§ **Brief**
Please go line by line through the material and copy each one containing the word "document".

※

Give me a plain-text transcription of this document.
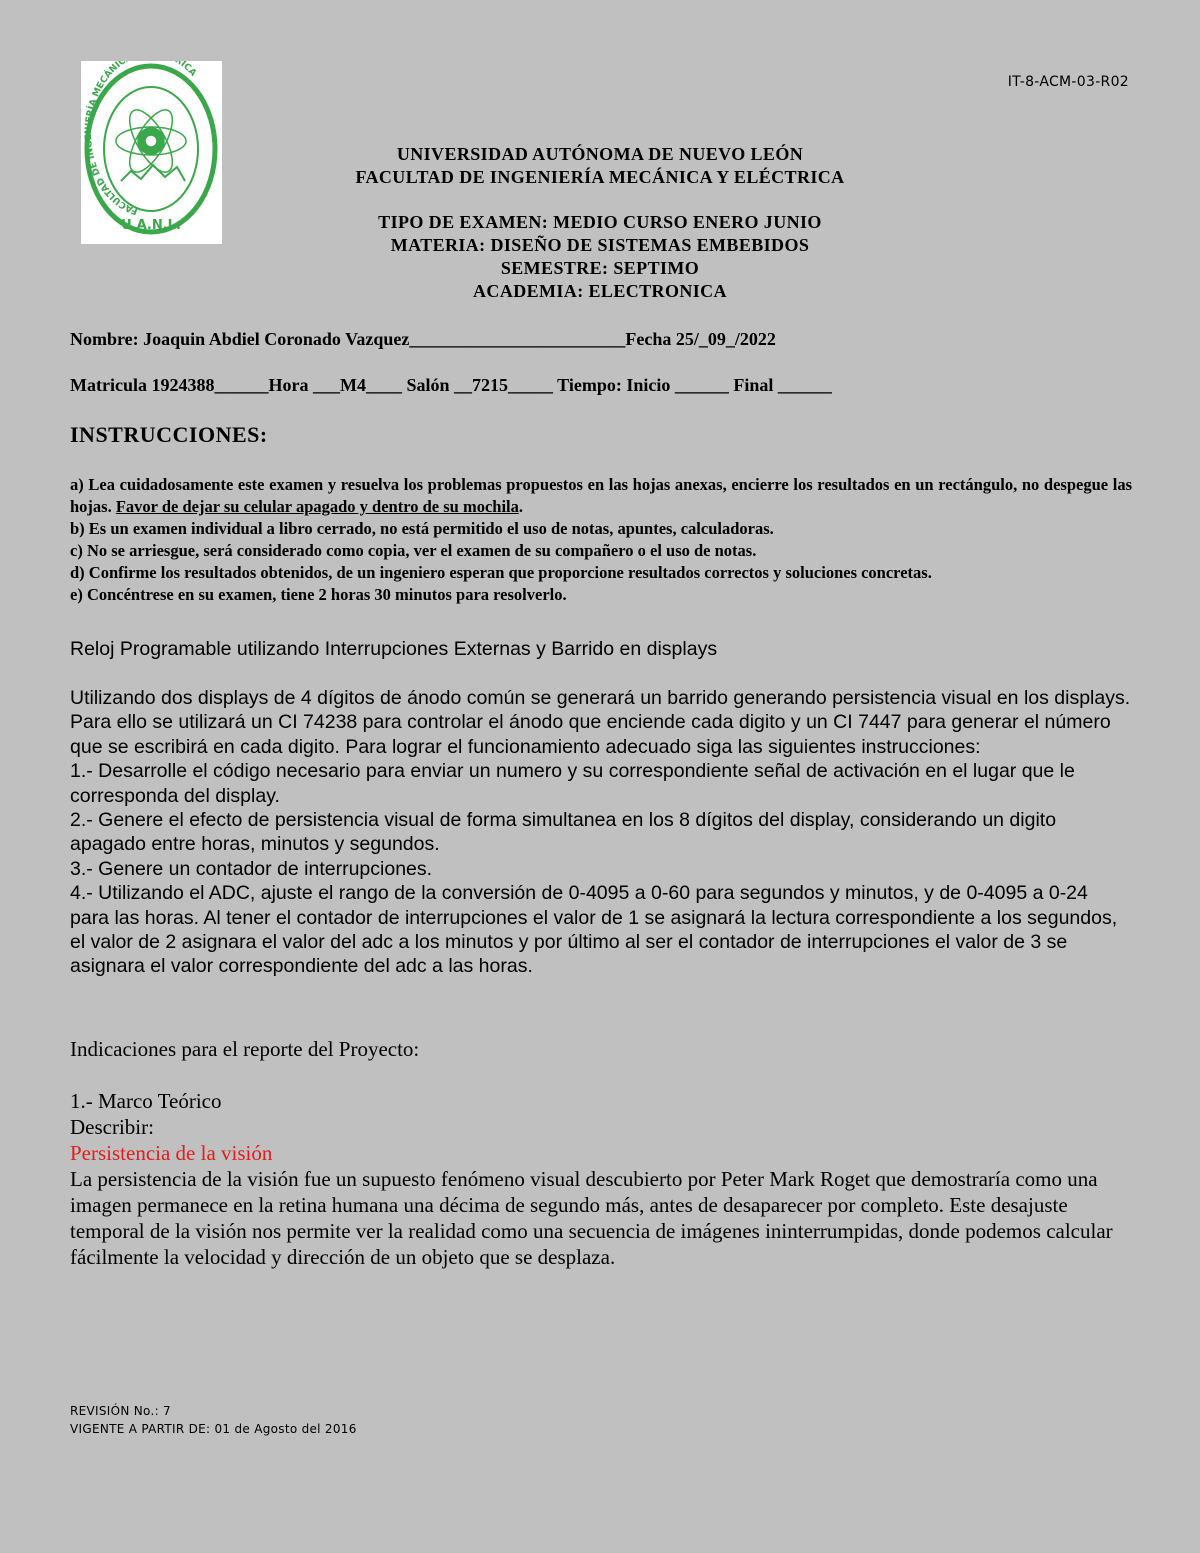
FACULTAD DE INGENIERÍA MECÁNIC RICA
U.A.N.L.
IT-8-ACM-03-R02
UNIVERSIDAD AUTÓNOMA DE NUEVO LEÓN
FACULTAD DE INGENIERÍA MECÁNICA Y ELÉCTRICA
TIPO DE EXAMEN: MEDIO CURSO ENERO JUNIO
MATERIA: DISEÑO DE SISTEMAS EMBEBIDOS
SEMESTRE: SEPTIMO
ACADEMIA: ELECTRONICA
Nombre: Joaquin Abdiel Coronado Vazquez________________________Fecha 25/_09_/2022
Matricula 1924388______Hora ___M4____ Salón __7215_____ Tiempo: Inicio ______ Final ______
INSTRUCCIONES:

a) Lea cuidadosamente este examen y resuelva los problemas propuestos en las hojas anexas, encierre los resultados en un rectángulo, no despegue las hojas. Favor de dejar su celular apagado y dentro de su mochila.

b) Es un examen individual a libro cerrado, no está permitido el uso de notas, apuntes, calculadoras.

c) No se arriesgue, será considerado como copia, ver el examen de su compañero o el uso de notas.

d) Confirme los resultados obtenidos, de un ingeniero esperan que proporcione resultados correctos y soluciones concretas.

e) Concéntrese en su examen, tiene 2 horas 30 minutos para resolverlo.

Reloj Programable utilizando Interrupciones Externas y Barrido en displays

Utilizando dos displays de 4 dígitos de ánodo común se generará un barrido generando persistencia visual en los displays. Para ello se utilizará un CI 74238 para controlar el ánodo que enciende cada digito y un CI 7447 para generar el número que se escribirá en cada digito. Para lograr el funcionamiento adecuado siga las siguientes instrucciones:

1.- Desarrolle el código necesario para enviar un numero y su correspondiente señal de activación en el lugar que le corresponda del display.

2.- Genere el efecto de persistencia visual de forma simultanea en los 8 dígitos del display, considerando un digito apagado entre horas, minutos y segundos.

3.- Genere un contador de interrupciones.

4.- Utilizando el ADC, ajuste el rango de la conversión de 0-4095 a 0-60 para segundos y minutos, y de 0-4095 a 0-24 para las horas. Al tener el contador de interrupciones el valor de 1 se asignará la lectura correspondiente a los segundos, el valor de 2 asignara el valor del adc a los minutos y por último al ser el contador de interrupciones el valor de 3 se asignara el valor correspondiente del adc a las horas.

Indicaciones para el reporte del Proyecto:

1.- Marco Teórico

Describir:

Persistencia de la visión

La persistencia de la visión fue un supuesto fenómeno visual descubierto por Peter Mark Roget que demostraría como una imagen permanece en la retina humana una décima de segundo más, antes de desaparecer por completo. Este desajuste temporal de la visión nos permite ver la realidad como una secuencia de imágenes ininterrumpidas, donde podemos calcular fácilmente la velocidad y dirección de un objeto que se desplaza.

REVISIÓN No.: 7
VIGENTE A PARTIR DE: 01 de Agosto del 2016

※

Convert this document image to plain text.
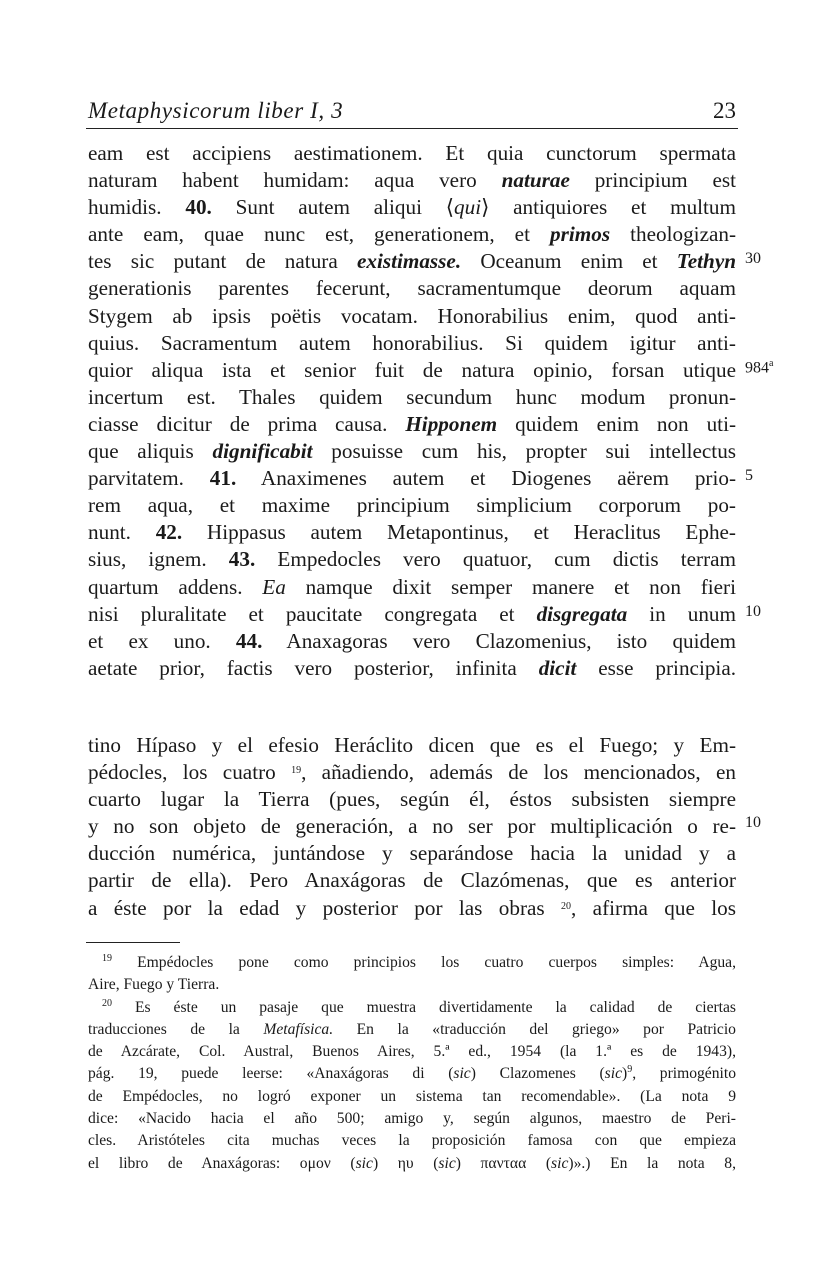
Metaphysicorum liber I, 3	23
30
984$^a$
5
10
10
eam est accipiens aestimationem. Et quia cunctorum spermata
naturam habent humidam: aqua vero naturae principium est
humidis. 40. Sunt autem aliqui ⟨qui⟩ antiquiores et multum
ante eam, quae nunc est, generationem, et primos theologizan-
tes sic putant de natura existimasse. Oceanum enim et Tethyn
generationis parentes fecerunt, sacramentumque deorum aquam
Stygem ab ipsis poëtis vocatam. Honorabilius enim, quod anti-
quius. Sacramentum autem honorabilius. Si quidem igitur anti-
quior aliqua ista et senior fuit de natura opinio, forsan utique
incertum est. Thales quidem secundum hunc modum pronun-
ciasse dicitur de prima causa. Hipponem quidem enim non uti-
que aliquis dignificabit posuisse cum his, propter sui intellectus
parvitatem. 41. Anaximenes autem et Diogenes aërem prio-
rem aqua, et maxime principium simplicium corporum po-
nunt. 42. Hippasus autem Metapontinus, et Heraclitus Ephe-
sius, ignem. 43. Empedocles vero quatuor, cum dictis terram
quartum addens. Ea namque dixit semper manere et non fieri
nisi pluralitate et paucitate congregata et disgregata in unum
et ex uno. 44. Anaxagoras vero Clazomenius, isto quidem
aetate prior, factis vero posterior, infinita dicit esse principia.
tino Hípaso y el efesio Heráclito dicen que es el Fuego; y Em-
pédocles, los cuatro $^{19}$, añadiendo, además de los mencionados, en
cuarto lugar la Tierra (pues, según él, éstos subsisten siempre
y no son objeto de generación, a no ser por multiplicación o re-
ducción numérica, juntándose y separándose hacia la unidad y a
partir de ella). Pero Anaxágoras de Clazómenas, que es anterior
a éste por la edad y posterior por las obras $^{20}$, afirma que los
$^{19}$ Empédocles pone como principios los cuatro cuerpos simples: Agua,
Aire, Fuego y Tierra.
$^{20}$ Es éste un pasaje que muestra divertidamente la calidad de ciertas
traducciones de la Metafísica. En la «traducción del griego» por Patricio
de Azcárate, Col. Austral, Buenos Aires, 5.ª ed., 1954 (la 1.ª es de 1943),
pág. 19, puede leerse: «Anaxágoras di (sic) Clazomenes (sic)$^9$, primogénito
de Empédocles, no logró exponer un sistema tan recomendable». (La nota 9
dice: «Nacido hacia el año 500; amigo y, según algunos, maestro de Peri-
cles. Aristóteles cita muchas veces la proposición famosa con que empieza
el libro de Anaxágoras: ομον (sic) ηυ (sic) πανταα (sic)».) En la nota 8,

※

§ **Solution for this problem**
Give me a plain-text transcription of this document.
Convert this document image to plain text.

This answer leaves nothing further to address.